Task instructions:
Print the entire listing. Each line must match the original exactly.

Data shown:
===

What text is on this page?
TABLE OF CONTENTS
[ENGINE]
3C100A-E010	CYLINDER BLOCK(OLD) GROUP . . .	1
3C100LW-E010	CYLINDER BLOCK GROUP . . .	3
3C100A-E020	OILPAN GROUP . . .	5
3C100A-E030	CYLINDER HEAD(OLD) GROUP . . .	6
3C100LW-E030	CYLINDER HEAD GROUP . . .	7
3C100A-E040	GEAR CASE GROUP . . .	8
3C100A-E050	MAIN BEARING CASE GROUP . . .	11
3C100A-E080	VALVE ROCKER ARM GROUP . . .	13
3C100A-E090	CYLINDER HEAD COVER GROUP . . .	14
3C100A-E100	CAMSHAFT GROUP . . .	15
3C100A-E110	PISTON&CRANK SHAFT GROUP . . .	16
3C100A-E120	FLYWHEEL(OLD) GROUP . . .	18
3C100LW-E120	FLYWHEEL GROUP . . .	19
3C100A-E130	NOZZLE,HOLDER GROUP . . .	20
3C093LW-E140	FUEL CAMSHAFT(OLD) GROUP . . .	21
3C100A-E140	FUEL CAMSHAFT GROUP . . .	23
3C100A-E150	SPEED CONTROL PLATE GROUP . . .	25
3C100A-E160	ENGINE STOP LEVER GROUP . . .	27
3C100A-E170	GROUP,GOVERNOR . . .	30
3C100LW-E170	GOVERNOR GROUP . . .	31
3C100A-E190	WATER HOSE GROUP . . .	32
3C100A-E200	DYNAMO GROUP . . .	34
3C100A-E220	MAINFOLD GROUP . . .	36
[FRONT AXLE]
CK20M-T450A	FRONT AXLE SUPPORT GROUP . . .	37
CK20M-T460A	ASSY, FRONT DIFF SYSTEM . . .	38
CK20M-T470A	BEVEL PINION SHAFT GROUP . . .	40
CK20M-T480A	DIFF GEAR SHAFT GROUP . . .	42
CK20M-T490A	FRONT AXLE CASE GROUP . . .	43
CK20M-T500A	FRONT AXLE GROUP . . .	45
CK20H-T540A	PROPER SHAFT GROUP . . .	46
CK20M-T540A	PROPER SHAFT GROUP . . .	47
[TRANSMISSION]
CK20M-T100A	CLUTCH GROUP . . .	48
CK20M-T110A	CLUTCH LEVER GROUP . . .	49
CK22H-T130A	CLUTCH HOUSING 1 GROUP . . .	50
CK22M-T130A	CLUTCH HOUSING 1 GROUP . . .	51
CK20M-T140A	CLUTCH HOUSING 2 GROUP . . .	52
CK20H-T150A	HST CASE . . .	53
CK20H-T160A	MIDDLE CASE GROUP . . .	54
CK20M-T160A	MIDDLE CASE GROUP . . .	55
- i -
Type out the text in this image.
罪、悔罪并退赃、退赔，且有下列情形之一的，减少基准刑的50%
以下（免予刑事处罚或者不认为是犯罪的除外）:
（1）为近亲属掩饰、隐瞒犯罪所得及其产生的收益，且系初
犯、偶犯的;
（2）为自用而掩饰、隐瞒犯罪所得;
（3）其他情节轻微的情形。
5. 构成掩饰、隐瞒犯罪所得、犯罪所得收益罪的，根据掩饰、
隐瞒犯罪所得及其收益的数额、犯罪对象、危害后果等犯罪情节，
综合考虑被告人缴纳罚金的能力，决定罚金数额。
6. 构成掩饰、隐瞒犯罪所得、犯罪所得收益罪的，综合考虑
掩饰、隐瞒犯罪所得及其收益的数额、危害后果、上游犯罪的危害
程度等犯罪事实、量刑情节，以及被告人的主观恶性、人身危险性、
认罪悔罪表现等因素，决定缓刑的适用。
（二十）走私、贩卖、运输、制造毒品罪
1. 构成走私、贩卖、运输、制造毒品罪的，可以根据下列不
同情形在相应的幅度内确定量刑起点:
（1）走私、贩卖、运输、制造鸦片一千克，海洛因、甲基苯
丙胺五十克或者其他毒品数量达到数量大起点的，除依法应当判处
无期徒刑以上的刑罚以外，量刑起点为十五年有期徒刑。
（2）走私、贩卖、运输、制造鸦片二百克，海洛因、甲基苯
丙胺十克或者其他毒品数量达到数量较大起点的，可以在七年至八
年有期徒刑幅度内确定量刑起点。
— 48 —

===

The answer:
What text is on this page?
TABLE OF CONTENTS
[ENGINE]
3C100A-E010	CYLINDER BLOCK(OLD) GROUP . . .	1
3C100LW-E010	CYLINDER BLOCK GROUP . . .	3
3C100A-E020	OILPAN GROUP . . .	5
3C100A-E030	CYLINDER HEAD(OLD) GROUP . . .	6
3C100LW-E030	CYLINDER HEAD GROUP . . .	7
3C100A-E040	GEAR CASE GROUP . . .	8
3C100A-E050	MAIN BEARING CASE GROUP . . .	11
3C100A-E080	VALVE ROCKER ARM GROUP . . .	13
3C100A-E090	CYLINDER HEAD COVER GROUP . . .	14
3C100A-E100	CAMSHAFT GROUP . . .	15
3C100A-E110	PISTON&CRANK SHAFT GROUP . . .	16
3C100A-E120	FLYWHEEL(OLD) GROUP . . .	18
3C100LW-E120	FLYWHEEL GROUP . . .	19
3C100A-E130	NOZZLE,HOLDER GROUP . . .	20
3C093LW-E140	FUEL CAMSHAFT(OLD) GROUP . . .	21
3C100A-E140	FUEL CAMSHAFT GROUP . . .	23
3C100A-E150	SPEED CONTROL PLATE GROUP . . .	25
3C100A-E160	ENGINE STOP LEVER GROUP . . .	27
3C100A-E170	GROUP,GOVERNOR . . .	30
3C100LW-E170	GOVERNOR GROUP . . .	31
3C100A-E190	WATER HOSE GROUP . . .	32
3C100A-E200	DYNAMO GROUP . . .	34
3C100A-E220	MAINFOLD GROUP . . .	36
[FRONT AXLE]
CK20M-T450A	FRONT AXLE SUPPORT GROUP . . .	37
CK20M-T460A	ASSY, FRONT DIFF SYSTEM . . .	38
CK20M-T470A	BEVEL PINION SHAFT GROUP . . .	40
CK20M-T480A	DIFF GEAR SHAFT GROUP . . .	42
CK20M-T490A	FRONT AXLE CASE GROUP . . .	43
CK20M-T500A	FRONT AXLE GROUP . . .	45
CK20H-T540A	PROPER SHAFT GROUP . . .	46
CK20M-T540A	PROPER SHAFT GROUP . . .	47
[TRANSMISSION]
CK20M-T100A	CLUTCH GROUP . . .	48
CK20M-T110A	CLUTCH LEVER GROUP . . .	49
CK22H-T130A	CLUTCH HOUSING 1 GROUP . . .	50
CK22M-T130A	CLUTCH HOUSING 1 GROUP . . .	51
CK20M-T140A	CLUTCH HOUSING 2 GROUP . . .	52
CK20H-T150A	HST CASE . . .	53
CK20H-T160A	MIDDLE CASE GROUP . . .	54
CK20M-T160A	MIDDLE CASE GROUP . . .	55
- i -
Type out the text in this image.
罪、悔罪并退赃、退赔，且有下列情形之一的，减少基准刑的50%
以下（免予刑事处罚或者不认为是犯罪的除外）:
（1）为近亲属掩饰、隐瞒犯罪所得及其产生的收益，且系初
犯、偶犯的;
（2）为自用而掩饰、隐瞒犯罪所得;
（3）其他情节轻微的情形。
5. 构成掩饰、隐瞒犯罪所得、犯罪所得收益罪的，根据掩饰、
隐瞒犯罪所得及其收益的数额、犯罪对象、危害后果等犯罪情节，
综合考虑被告人缴纳罚金的能力，决定罚金数额。
6. 构成掩饰、隐瞒犯罪所得、犯罪所得收益罪的，综合考虑
掩饰、隐瞒犯罪所得及其收益的数额、危害后果、上游犯罪的危害
程度等犯罪事实、量刑情节，以及被告人的主观恶性、人身危险性、
认罪悔罪表现等因素，决定缓刑的适用。
（二十）走私、贩卖、运输、制造毒品罪
1. 构成走私、贩卖、运输、制造毒品罪的，可以根据下列不
同情形在相应的幅度内确定量刑起点:
（1）走私、贩卖、运输、制造鸦片一千克，海洛因、甲基苯
丙胺五十克或者其他毒品数量达到数量大起点的，除依法应当判处
无期徒刑以上的刑罚以外，量刑起点为十五年有期徒刑。
（2）走私、贩卖、运输、制造鸦片二百克，海洛因、甲基苯
丙胺十克或者其他毒品数量达到数量较大起点的，可以在七年至八
年有期徒刑幅度内确定量刑起点。
— 48 —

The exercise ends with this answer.